┌─ Data rows
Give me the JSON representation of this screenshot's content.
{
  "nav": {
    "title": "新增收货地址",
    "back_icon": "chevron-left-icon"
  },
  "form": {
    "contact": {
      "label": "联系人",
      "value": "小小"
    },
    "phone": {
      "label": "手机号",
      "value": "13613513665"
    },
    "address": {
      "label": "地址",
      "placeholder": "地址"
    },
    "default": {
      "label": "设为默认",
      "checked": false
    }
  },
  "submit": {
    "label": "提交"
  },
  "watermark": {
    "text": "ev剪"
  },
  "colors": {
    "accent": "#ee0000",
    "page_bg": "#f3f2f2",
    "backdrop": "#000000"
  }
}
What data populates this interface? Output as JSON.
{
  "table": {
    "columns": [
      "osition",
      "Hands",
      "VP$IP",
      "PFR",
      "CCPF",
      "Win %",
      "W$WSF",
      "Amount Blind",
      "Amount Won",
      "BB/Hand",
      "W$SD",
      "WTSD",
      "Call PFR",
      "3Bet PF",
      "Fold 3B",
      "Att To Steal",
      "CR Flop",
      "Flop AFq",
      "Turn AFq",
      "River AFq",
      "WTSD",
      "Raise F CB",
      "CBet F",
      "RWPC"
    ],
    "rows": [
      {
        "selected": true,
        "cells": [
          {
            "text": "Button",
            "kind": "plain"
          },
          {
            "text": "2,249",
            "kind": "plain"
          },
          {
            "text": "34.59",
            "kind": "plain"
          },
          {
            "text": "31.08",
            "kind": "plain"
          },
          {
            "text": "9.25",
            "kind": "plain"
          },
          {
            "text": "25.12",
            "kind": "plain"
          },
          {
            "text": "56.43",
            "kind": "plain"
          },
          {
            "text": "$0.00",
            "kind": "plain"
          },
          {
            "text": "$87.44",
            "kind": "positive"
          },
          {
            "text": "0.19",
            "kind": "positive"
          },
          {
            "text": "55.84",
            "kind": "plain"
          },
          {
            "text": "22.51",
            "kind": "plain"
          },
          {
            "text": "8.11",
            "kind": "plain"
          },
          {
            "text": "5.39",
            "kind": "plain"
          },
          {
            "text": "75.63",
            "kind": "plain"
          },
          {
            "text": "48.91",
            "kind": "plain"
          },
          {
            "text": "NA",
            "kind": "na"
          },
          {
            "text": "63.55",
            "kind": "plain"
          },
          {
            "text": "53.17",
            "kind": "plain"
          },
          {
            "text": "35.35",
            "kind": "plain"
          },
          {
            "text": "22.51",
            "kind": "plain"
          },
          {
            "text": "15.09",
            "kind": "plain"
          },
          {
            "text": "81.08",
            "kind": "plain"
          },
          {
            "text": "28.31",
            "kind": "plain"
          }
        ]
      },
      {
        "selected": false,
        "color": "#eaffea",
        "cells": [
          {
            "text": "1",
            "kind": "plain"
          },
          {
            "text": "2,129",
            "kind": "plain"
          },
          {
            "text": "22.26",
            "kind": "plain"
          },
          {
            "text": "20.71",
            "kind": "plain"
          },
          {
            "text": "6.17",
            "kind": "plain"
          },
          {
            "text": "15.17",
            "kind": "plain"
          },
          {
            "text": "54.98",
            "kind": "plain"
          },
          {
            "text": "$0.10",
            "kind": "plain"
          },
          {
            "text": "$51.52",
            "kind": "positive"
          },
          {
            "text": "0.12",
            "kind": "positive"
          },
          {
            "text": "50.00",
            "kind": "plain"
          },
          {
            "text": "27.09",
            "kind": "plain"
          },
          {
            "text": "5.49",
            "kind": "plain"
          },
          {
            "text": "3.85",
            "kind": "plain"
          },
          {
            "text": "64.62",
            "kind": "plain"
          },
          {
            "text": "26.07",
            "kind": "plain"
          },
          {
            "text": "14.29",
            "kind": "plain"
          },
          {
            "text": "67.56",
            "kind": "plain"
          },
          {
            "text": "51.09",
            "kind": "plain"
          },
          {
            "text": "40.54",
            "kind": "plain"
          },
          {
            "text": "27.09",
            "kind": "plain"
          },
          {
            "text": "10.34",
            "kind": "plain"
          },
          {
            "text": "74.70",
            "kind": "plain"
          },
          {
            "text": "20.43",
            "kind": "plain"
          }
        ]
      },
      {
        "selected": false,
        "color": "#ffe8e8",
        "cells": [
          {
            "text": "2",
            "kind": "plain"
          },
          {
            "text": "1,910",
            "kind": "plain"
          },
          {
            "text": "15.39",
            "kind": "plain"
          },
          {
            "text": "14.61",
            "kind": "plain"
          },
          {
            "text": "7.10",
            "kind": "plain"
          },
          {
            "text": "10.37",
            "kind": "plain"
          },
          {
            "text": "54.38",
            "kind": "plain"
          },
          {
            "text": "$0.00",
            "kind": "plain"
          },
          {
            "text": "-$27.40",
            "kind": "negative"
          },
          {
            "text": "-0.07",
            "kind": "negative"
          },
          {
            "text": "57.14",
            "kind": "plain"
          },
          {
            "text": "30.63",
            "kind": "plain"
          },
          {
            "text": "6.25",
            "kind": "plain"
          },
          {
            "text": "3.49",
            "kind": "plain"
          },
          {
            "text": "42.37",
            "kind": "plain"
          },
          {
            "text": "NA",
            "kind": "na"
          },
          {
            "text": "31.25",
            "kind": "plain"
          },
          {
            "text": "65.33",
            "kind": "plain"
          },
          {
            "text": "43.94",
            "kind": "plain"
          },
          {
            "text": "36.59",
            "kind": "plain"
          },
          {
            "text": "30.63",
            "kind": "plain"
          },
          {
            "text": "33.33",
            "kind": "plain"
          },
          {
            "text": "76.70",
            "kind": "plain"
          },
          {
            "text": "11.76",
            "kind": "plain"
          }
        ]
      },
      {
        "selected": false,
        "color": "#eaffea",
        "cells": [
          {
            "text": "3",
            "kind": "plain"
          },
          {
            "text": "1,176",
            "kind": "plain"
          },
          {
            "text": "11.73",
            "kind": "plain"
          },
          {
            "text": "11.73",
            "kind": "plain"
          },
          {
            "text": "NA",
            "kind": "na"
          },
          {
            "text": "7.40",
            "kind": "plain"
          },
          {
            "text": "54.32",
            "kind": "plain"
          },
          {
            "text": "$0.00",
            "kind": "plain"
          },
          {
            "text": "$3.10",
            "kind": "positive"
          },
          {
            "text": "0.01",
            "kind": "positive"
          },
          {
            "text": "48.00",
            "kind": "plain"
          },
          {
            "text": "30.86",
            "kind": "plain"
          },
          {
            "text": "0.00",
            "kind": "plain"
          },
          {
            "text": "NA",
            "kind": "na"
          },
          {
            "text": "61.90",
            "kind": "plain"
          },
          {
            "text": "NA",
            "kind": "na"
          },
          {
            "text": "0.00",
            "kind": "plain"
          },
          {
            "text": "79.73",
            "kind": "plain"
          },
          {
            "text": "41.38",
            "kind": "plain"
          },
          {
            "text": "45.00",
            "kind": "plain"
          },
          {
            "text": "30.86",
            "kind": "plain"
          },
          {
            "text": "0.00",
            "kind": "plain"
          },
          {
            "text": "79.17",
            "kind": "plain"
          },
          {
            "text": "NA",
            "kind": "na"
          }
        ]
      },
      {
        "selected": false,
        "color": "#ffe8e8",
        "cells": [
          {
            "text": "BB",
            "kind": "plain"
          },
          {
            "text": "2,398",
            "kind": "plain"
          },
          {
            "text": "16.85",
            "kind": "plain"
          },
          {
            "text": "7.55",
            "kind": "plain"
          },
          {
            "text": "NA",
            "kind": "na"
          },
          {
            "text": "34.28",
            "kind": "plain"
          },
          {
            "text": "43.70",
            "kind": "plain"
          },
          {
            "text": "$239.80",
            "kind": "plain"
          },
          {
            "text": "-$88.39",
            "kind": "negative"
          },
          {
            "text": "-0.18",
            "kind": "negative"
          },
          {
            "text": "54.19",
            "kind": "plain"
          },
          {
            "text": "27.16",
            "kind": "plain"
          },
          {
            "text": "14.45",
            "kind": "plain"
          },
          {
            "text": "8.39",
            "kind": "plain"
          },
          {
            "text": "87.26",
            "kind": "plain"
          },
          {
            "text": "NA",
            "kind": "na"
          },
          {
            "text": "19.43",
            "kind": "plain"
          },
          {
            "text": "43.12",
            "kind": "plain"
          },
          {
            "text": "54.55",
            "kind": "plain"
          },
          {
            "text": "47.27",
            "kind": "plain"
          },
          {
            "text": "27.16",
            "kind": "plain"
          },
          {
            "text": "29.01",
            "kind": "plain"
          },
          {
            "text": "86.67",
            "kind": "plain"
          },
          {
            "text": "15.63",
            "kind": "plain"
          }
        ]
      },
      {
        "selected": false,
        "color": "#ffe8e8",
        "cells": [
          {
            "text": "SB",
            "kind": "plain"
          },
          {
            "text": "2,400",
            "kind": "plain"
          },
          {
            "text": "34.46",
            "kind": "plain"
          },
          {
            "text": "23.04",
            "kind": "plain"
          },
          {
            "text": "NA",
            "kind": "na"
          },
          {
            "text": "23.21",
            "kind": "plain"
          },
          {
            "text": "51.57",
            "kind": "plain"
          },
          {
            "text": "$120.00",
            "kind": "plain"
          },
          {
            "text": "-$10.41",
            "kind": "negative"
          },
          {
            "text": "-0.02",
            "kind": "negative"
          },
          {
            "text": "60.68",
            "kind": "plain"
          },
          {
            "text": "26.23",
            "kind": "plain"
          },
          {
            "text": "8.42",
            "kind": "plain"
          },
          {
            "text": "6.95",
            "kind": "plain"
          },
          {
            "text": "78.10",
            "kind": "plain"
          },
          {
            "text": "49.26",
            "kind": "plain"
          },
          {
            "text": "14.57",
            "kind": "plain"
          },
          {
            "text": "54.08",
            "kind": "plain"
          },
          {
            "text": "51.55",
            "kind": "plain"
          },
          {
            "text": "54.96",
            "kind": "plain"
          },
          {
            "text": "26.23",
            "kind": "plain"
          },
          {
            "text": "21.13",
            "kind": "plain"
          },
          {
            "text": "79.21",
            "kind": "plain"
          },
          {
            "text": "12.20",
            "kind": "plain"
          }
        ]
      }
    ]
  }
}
└─
Count how many lines above include the word "this" and answer with that figure only.

Answer to the task: 2